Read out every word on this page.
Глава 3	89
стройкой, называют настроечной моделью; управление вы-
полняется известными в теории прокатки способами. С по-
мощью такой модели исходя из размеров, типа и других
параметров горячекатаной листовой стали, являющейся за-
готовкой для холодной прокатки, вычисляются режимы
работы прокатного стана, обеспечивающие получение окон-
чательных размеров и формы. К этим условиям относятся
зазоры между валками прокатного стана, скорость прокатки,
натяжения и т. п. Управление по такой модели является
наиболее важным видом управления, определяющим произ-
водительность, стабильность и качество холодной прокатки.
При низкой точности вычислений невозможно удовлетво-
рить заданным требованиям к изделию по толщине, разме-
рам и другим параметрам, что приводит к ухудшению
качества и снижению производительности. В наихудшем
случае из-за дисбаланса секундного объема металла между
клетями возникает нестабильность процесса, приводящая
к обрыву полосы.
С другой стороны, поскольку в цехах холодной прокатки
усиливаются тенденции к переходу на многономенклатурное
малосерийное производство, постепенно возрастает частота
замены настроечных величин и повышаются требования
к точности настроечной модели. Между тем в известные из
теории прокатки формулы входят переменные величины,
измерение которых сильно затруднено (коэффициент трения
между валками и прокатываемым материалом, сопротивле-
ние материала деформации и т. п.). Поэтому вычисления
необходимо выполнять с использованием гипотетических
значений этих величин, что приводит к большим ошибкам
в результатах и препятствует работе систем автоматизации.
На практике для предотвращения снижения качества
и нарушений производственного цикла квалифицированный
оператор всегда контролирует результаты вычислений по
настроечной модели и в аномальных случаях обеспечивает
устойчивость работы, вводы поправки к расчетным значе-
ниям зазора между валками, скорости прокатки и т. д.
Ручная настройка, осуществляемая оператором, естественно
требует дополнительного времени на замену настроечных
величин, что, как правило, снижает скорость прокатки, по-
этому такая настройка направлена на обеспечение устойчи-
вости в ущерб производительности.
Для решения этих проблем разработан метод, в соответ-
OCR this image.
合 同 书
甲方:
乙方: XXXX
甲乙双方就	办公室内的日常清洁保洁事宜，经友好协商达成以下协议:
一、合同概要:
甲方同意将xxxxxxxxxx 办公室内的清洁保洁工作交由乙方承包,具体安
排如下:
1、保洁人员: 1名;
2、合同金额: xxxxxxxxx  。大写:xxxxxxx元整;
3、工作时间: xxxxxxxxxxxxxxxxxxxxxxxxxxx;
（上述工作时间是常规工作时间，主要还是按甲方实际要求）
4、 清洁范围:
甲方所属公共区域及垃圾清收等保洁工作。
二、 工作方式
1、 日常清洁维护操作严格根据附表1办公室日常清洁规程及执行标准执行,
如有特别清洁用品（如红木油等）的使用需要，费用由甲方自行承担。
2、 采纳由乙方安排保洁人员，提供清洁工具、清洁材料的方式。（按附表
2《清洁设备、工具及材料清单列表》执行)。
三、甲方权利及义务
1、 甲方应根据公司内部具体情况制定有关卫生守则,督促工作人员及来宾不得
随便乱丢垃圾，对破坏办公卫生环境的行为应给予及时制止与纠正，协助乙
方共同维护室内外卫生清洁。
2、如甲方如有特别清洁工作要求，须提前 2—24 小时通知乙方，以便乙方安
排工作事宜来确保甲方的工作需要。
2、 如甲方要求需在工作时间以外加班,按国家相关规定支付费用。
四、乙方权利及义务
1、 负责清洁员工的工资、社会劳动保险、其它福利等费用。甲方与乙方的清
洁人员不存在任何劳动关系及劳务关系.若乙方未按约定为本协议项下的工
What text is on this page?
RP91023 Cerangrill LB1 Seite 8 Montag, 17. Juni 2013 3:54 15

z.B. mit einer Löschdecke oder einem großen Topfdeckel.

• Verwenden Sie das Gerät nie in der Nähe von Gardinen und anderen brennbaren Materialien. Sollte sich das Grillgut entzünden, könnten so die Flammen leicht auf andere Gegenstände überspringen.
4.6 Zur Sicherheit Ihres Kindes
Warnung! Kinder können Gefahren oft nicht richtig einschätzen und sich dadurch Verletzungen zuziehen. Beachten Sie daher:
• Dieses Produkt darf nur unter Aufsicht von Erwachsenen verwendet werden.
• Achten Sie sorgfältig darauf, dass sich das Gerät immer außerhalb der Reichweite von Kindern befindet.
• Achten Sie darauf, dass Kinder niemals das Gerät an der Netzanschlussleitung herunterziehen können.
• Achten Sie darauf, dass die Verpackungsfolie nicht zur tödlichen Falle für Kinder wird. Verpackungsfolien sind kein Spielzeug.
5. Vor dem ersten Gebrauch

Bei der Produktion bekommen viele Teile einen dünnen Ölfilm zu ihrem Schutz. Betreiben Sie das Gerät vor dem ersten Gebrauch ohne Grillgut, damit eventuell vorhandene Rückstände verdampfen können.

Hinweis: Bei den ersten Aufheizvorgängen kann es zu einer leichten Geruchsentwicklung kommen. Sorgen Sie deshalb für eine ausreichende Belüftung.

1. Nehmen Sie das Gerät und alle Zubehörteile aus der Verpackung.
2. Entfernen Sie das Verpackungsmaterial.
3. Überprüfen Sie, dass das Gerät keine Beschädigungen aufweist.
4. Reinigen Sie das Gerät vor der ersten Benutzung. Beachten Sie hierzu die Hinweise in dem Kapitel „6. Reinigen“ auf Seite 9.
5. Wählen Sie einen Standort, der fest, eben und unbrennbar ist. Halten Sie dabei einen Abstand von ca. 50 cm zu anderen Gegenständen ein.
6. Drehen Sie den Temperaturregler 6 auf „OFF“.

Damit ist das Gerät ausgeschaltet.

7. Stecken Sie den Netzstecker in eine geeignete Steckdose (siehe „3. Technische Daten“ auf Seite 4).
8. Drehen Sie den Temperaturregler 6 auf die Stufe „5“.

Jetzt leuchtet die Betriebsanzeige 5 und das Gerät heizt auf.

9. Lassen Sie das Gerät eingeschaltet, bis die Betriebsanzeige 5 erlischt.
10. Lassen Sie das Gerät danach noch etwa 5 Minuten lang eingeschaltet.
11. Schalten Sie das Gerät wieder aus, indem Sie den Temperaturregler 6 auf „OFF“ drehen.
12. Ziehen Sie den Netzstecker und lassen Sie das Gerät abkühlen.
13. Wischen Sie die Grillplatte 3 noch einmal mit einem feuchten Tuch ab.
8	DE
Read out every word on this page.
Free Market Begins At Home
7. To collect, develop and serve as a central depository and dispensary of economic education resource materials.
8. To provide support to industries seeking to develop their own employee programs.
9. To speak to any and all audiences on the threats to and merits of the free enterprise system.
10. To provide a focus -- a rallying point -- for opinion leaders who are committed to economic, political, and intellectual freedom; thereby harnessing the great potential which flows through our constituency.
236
──────────────────────────────
TASK INSTRUCTIONS — Pull out all lines from the listing that contain the string "Temperaturregler".

WRITTEN SOLUTION —
6. Drehen Sie den Temperaturregler 6 auf „OFF“.
8. Drehen Sie den Temperaturregler 6 auf die Stufe „5“.
11. Schalten Sie das Gerät wieder aus, indem Sie den Temperaturregler 6 auf „OFF“ drehen.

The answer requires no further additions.